»»

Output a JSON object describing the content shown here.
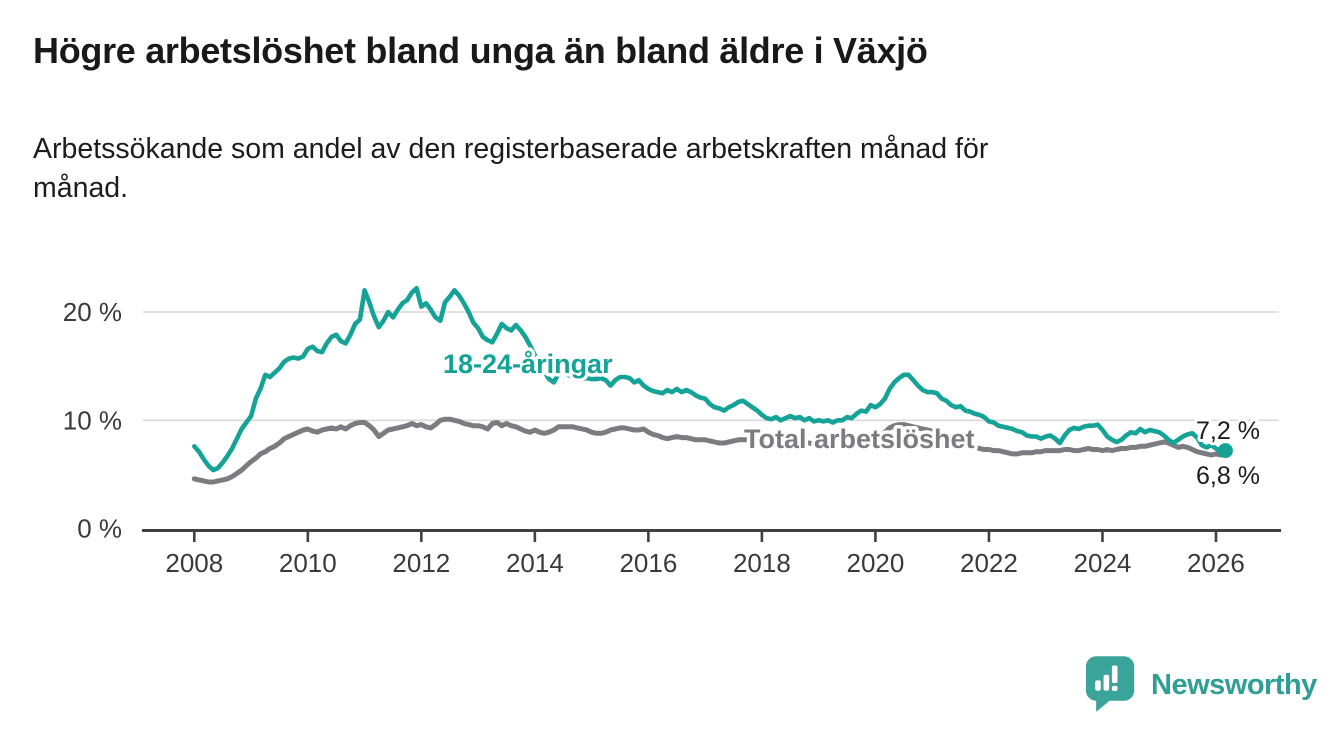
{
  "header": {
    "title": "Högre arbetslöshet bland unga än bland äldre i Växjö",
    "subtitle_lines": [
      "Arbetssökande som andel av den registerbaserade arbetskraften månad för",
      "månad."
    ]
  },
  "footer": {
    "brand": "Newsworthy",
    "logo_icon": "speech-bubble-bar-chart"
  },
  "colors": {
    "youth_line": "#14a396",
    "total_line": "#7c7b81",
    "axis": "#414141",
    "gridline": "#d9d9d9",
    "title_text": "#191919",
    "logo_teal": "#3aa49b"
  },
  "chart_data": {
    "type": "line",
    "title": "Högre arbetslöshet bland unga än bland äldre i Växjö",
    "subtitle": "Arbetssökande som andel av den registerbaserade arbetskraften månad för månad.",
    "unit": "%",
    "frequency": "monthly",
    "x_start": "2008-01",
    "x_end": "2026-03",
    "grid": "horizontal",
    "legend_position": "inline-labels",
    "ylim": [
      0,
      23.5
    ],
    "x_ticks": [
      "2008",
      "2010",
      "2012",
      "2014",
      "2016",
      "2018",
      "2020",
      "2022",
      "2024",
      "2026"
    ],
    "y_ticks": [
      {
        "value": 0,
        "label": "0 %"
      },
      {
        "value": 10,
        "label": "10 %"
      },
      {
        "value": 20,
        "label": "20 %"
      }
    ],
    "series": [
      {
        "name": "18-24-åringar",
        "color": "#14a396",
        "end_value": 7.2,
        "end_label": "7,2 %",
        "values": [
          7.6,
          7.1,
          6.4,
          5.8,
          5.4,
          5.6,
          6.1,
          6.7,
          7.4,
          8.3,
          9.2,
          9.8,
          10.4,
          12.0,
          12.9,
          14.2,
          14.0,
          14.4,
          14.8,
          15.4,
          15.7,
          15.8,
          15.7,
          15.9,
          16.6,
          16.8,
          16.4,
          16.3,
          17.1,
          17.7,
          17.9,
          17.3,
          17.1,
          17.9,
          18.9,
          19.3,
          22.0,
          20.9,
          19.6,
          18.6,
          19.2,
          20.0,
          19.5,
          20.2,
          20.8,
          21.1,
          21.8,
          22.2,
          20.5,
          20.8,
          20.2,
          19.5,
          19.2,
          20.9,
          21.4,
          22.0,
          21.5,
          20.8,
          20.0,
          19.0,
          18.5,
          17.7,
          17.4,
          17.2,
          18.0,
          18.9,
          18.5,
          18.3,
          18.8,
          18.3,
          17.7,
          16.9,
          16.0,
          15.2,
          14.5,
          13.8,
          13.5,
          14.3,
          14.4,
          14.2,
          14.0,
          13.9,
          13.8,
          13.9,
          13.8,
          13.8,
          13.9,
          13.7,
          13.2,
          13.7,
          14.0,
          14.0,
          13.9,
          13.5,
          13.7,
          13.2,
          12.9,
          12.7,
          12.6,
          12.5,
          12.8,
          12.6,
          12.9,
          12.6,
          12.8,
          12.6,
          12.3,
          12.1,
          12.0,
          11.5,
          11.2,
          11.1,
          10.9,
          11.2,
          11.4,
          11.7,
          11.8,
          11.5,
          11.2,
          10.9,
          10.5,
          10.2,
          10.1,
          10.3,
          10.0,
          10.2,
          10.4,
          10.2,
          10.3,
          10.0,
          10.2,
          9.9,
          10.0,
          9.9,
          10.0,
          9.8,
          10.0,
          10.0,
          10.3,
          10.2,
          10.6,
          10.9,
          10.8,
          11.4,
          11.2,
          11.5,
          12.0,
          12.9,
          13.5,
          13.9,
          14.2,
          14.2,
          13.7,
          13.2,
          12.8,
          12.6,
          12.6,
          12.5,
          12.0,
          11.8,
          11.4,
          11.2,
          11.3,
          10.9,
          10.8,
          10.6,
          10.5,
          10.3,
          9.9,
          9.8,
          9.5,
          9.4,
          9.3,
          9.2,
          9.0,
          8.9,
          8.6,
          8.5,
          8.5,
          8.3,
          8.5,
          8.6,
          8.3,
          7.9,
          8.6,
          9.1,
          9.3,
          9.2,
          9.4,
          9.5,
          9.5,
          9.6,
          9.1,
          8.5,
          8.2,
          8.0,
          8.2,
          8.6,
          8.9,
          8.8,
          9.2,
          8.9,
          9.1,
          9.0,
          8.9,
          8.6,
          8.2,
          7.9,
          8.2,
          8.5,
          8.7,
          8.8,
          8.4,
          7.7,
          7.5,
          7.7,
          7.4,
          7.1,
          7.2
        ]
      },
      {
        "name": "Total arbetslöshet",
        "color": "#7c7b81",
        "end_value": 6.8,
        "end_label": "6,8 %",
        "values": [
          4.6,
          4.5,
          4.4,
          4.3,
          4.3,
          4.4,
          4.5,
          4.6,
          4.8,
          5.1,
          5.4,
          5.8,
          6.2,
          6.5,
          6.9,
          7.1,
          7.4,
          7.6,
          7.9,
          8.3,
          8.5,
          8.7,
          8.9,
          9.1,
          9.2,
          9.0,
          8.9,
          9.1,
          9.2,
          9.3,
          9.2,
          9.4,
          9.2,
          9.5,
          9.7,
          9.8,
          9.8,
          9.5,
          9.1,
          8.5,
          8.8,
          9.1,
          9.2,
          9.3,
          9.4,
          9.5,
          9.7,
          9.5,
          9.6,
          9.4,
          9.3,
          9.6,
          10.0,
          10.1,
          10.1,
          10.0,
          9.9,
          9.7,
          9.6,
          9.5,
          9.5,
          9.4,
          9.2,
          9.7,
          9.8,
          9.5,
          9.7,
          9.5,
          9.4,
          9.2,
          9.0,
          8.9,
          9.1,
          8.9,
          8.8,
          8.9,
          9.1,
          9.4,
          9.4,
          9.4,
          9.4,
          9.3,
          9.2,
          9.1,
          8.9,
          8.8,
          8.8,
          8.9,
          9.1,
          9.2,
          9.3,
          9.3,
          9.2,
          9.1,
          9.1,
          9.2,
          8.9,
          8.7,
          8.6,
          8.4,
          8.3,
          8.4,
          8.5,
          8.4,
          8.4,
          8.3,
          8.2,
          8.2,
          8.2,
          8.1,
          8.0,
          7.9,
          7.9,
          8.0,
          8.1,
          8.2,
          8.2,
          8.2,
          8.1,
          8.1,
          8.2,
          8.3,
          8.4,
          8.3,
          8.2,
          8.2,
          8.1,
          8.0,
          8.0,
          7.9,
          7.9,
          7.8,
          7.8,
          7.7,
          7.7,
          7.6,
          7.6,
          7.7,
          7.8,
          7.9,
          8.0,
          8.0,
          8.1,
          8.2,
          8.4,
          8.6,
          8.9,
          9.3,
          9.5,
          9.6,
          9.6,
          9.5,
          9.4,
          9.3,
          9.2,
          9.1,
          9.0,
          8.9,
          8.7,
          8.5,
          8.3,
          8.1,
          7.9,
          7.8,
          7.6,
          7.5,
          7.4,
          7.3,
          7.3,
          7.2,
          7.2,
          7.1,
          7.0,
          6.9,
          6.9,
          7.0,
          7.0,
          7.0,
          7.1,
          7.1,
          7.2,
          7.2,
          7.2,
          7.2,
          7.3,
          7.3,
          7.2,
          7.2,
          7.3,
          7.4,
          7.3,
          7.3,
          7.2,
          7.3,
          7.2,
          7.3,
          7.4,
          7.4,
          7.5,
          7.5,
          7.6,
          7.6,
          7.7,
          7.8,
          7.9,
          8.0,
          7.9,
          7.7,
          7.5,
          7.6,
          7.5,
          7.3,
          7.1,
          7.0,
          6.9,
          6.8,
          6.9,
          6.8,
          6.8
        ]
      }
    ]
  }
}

««

● **YOUR OBJECTIVE**
Show the lines where the word "Arbetssökande" appears in the entries.

● **FINAL ANSWER**
      "Arbetssökande som andel av den registerbaserade arbetskraften månad för",
    "subtitle": "Arbetssökande som andel av den registerbaserade arbetskraften månad för månad.",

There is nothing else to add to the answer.